** Set task **
Quote all of the data that follows exactly as written, skipping the images.

[Some records]
— Begin —

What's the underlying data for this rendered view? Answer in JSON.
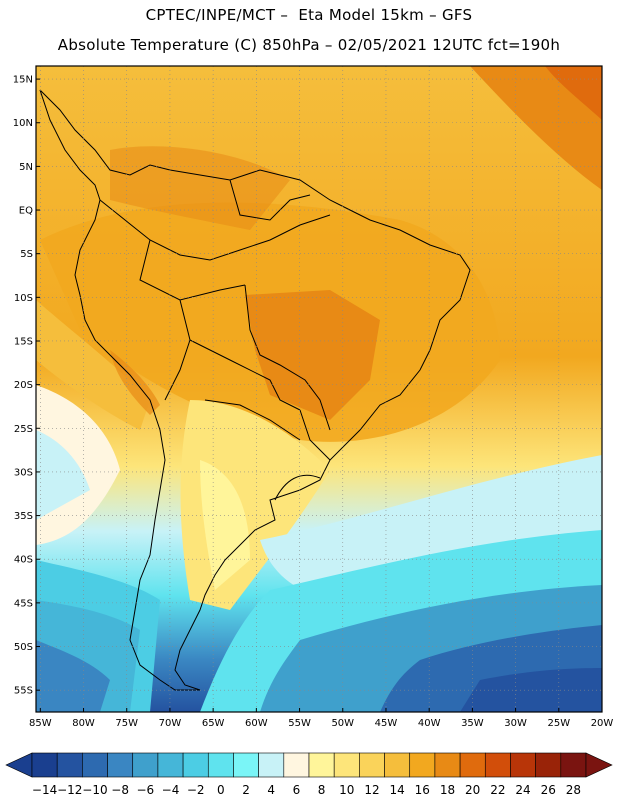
{
  "header": {
    "line1": "CPTEC/INPE/MCT –  Eta Model 15km – GFS",
    "line2": "Absolute Temperature (C) 850hPa – 02/05/2021 12UTC fct=190h"
  },
  "map": {
    "lat_labels": [
      "15N",
      "10N",
      "5N",
      "EQ",
      "5S",
      "10S",
      "15S",
      "20S",
      "25S",
      "30S",
      "35S",
      "40S",
      "45S",
      "50S",
      "55S"
    ],
    "lon_labels": [
      "85W",
      "80W",
      "75W",
      "70W",
      "65W",
      "60W",
      "55W",
      "50W",
      "45W",
      "40W",
      "35W",
      "30W",
      "25W",
      "20W"
    ],
    "lat_range": [
      -57.5,
      16.5
    ],
    "lon_range": [
      -85.5,
      -20
    ]
  },
  "colorbar": {
    "labels": [
      "-14",
      "-12",
      "-10",
      "-8",
      "-6",
      "-4",
      "-2",
      "0",
      "2",
      "4",
      "6",
      "8",
      "10",
      "12",
      "14",
      "16",
      "18",
      "20",
      "22",
      "24",
      "26",
      "28"
    ],
    "colors": [
      "#1a3f8f",
      "#2453a0",
      "#2d6ab0",
      "#3a86c2",
      "#3fa0cc",
      "#45b6d8",
      "#4ccde4",
      "#5fe3ee",
      "#7af5f7",
      "#c8f2f7",
      "#fff6e0",
      "#fff59a",
      "#fde57a",
      "#fad35a",
      "#f5be3c",
      "#f2a81f",
      "#e88a15",
      "#e06b0d",
      "#d24e0a",
      "#b83508",
      "#992308",
      "#7a1410"
    ],
    "low_arrow_color": "#1a3f8f",
    "high_arrow_color": "#7a1410"
  }
}
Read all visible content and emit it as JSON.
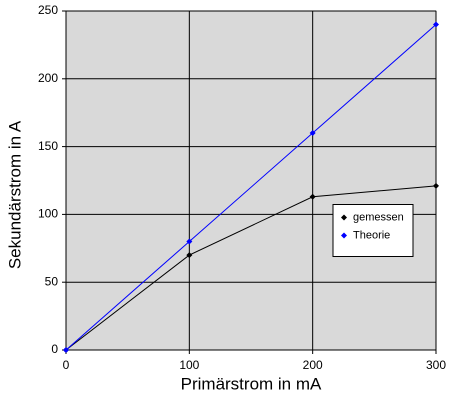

— End —

** Full answer **
What's the underlying data for this rendered view? Answer in JSON.
{
  "header": {
    "line1": "CPTEC/INPE/MCT –  Eta Model 15km – GFS",
    "line2": "Absolute Temperature (C) 850hPa – 02/05/2021 12UTC fct=190h"
  },
  "map": {
    "lat_labels": [
      "15N",
      "10N",
      "5N",
      "EQ",
      "5S",
      "10S",
      "15S",
      "20S",
      "25S",
      "30S",
      "35S",
      "40S",
      "45S",
      "50S",
      "55S"
    ],
    "lon_labels": [
      "85W",
      "80W",
      "75W",
      "70W",
      "65W",
      "60W",
      "55W",
      "50W",
      "45W",
      "40W",
      "35W",
      "30W",
      "25W",
      "20W"
    ],
    "lat_range": [
      -57.5,
      16.5
    ],
    "lon_range": [
      -85.5,
      -20
    ]
  },
  "colorbar": {
    "labels": [
      "-14",
      "-12",
      "-10",
      "-8",
      "-6",
      "-4",
      "-2",
      "0",
      "2",
      "4",
      "6",
      "8",
      "10",
      "12",
      "14",
      "16",
      "18",
      "20",
      "22",
      "24",
      "26",
      "28"
    ],
    "colors": [
      "#1a3f8f",
      "#2453a0",
      "#2d6ab0",
      "#3a86c2",
      "#3fa0cc",
      "#45b6d8",
      "#4ccde4",
      "#5fe3ee",
      "#7af5f7",
      "#c8f2f7",
      "#fff6e0",
      "#fff59a",
      "#fde57a",
      "#fad35a",
      "#f5be3c",
      "#f2a81f",
      "#e88a15",
      "#e06b0d",
      "#d24e0a",
      "#b83508",
      "#992308",
      "#7a1410"
    ],
    "low_arrow_color": "#1a3f8f",
    "high_arrow_color": "#7a1410"
  }
}
Read all visible content and emit it as JSON.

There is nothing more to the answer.